WHAT YOU NEED TO DO
Quote, with no changes, every line starting from the one containing "Give me the" and continuing through the one containing "start-time-label: Start Time: 17-Jun-2025", including both of those lines.

━━━ TASK DATA ━━━

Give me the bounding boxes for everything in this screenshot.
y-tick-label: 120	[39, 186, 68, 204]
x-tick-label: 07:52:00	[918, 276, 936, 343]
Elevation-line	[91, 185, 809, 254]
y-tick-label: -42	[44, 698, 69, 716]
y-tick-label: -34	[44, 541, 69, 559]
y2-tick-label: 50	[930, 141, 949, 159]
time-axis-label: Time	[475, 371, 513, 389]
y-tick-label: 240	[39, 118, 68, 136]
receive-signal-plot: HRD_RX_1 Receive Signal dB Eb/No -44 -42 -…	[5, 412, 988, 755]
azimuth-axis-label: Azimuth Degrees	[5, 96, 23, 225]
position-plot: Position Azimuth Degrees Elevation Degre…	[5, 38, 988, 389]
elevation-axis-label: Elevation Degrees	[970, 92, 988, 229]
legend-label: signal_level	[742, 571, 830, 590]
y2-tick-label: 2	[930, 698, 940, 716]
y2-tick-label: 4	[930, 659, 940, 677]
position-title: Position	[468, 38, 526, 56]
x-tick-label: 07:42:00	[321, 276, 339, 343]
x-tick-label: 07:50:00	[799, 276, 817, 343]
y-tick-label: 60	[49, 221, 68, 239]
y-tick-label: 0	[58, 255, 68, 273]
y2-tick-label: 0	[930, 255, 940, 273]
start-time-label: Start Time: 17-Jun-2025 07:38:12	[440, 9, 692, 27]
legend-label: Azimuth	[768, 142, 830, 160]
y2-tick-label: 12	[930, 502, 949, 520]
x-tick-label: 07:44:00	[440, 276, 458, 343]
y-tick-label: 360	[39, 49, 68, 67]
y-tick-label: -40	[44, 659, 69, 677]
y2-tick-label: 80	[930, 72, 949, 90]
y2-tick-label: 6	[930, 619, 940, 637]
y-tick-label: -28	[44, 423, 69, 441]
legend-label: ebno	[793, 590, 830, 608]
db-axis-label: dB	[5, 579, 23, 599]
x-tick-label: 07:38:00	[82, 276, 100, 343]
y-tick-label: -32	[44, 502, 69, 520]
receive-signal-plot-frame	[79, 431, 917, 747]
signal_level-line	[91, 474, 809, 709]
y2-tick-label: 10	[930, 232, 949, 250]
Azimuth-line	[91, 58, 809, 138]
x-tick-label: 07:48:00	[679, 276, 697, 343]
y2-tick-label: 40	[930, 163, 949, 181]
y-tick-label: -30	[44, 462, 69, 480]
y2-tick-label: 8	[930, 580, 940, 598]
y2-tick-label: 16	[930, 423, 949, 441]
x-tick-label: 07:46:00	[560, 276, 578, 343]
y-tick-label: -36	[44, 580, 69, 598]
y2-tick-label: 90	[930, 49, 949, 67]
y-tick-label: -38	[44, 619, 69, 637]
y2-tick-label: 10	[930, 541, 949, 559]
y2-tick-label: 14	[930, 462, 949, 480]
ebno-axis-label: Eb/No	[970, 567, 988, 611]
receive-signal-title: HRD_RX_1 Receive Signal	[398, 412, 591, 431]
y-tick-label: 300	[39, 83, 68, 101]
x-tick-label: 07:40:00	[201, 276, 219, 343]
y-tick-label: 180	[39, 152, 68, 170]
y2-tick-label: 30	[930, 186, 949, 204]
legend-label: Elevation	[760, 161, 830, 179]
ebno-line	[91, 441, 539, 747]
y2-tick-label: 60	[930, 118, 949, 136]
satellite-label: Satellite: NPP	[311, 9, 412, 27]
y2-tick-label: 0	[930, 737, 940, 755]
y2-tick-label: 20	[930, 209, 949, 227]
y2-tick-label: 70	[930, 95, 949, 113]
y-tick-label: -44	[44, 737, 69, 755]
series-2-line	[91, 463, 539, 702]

━━━
━━━ TASK DATA ━━━

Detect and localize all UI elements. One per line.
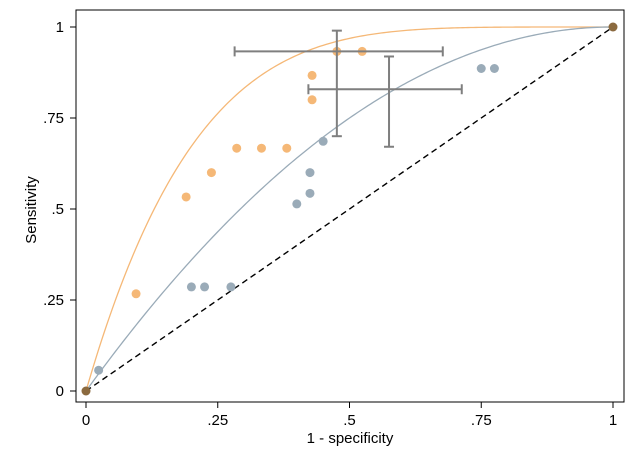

━━━

SOLUTION BELOW
Give me the bounding boxes for everything in this screenshot.
y-tick-label: 120	[39, 186, 68, 204]
x-tick-label: 07:52:00	[918, 276, 936, 343]
Elevation-line	[91, 185, 809, 254]
y-tick-label: -42	[44, 698, 69, 716]
y-tick-label: -34	[44, 541, 69, 559]
y2-tick-label: 50	[930, 141, 949, 159]
time-axis-label: Time	[475, 371, 513, 389]
y-tick-label: 240	[39, 118, 68, 136]
receive-signal-plot: HRD_RX_1 Receive Signal dB Eb/No -44 -42 -…	[5, 412, 988, 755]
azimuth-axis-label: Azimuth Degrees	[5, 96, 23, 225]
position-plot: Position Azimuth Degrees Elevation Degre…	[5, 38, 988, 389]
elevation-axis-label: Elevation Degrees	[970, 92, 988, 229]
legend-label: signal_level	[742, 571, 830, 590]
y2-tick-label: 2	[930, 698, 940, 716]
y2-tick-label: 4	[930, 659, 940, 677]
position-title: Position	[468, 38, 526, 56]
x-tick-label: 07:42:00	[321, 276, 339, 343]
x-tick-label: 07:50:00	[799, 276, 817, 343]
y-tick-label: 60	[49, 221, 68, 239]
y-tick-label: 0	[58, 255, 68, 273]
y2-tick-label: 0	[930, 255, 940, 273]
start-time-label: Start Time: 17-Jun-2025 07:38:12	[440, 9, 692, 27]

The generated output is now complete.